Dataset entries
-------
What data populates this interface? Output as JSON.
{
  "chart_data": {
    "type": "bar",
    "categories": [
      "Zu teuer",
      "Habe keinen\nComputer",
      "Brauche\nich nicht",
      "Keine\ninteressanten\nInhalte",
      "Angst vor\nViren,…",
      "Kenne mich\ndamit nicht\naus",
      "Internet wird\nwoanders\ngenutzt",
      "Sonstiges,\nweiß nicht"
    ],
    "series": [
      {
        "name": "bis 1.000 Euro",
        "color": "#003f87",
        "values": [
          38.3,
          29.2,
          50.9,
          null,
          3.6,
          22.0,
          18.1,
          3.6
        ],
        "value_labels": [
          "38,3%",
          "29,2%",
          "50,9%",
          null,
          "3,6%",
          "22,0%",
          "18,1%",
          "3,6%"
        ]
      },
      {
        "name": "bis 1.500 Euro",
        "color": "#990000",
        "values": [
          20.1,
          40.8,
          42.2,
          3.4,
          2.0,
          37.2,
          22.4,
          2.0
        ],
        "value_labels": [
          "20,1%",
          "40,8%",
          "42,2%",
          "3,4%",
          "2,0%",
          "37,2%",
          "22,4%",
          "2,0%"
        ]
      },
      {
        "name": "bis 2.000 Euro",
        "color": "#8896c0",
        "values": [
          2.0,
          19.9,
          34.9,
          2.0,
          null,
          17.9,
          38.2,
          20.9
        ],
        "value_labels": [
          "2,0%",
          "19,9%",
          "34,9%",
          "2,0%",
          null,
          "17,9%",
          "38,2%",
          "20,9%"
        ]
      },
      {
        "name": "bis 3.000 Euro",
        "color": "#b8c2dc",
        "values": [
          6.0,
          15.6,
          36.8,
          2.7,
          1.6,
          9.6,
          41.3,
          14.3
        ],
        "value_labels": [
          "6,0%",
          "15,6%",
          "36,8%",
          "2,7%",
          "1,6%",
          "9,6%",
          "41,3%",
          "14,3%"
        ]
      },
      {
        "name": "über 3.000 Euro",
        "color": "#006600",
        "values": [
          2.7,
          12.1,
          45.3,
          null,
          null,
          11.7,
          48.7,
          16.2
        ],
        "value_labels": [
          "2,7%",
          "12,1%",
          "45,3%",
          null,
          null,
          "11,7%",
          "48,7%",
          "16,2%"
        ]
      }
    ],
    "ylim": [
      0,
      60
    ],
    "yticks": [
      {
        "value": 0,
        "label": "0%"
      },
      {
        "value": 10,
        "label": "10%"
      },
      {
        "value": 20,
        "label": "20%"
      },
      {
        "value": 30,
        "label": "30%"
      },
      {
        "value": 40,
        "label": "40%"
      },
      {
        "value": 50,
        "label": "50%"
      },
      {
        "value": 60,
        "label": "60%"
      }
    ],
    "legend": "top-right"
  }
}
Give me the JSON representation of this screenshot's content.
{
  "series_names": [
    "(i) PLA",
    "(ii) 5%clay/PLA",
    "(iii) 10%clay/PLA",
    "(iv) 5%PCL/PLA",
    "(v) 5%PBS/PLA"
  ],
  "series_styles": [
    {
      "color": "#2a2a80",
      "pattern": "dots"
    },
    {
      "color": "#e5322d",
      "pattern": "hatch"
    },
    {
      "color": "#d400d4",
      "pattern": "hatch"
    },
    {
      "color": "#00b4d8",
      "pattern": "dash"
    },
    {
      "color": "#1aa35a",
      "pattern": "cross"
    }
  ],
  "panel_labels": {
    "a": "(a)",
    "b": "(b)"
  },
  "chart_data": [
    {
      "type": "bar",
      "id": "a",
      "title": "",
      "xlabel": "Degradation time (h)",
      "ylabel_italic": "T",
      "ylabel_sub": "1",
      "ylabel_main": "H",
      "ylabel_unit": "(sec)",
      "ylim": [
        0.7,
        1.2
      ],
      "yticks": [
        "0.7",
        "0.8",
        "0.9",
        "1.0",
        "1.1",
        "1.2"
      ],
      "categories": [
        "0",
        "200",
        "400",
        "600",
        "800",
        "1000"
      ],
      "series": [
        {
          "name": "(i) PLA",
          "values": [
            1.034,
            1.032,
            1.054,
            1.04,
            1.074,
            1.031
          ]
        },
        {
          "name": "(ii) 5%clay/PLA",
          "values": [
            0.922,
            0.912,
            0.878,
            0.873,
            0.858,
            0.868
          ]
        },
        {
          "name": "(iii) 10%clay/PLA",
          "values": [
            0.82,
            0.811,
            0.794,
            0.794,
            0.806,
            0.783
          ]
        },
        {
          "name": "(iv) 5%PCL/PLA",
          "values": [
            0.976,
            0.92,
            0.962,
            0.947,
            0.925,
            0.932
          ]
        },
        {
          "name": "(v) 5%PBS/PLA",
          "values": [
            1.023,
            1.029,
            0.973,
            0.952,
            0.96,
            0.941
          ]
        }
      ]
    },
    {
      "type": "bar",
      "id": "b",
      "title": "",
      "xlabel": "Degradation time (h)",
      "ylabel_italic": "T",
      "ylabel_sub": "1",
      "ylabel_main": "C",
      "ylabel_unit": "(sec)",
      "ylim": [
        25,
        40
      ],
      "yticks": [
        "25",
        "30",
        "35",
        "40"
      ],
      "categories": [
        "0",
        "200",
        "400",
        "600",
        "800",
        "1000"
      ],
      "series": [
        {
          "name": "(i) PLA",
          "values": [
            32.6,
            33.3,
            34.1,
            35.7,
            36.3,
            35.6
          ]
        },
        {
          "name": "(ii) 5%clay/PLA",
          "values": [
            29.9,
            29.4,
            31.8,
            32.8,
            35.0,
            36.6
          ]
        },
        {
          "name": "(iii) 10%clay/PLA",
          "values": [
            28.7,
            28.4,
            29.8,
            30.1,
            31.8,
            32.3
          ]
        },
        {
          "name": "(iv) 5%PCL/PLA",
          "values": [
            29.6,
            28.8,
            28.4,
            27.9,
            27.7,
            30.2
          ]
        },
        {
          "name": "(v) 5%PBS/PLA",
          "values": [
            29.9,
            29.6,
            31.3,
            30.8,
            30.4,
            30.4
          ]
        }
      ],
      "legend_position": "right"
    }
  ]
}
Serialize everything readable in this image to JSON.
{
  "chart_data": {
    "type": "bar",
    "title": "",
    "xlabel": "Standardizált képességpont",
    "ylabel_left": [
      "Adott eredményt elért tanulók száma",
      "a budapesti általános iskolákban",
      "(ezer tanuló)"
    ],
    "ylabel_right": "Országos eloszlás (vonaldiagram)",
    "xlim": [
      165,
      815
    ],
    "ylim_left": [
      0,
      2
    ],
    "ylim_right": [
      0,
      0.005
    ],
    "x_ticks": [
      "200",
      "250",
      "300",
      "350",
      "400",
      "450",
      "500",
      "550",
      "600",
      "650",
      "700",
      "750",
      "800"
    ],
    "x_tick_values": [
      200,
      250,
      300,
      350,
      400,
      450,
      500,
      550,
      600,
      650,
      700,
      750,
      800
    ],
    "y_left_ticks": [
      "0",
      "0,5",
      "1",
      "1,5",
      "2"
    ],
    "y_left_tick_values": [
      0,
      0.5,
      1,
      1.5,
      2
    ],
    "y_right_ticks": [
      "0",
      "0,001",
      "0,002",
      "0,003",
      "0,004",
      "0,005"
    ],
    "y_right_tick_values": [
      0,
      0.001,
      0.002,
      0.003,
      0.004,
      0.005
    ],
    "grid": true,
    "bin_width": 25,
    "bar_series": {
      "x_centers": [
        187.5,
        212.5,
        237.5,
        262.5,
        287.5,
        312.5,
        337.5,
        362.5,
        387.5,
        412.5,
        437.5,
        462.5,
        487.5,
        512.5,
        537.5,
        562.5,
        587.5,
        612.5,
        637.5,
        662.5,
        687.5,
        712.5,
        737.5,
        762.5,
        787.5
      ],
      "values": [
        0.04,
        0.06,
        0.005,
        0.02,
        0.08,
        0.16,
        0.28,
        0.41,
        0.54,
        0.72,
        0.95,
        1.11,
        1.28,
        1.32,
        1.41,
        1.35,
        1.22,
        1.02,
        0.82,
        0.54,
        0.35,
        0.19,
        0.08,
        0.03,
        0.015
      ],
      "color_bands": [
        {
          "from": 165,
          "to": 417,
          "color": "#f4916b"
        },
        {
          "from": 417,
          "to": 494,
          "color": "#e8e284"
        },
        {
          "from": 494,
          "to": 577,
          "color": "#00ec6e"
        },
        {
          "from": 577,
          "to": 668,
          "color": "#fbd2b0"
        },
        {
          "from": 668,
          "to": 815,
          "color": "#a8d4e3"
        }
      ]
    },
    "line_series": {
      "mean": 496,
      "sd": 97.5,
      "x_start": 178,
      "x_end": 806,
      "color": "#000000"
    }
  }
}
-------
▶ [Exercise task] Where a line in the entries holds "pattern", copy that line.

▶ [Answer to this task]
      "pattern": "dots"
      "pattern": "hatch"
      "pattern": "hatch"
      "pattern": "dash"
      "pattern": "cross"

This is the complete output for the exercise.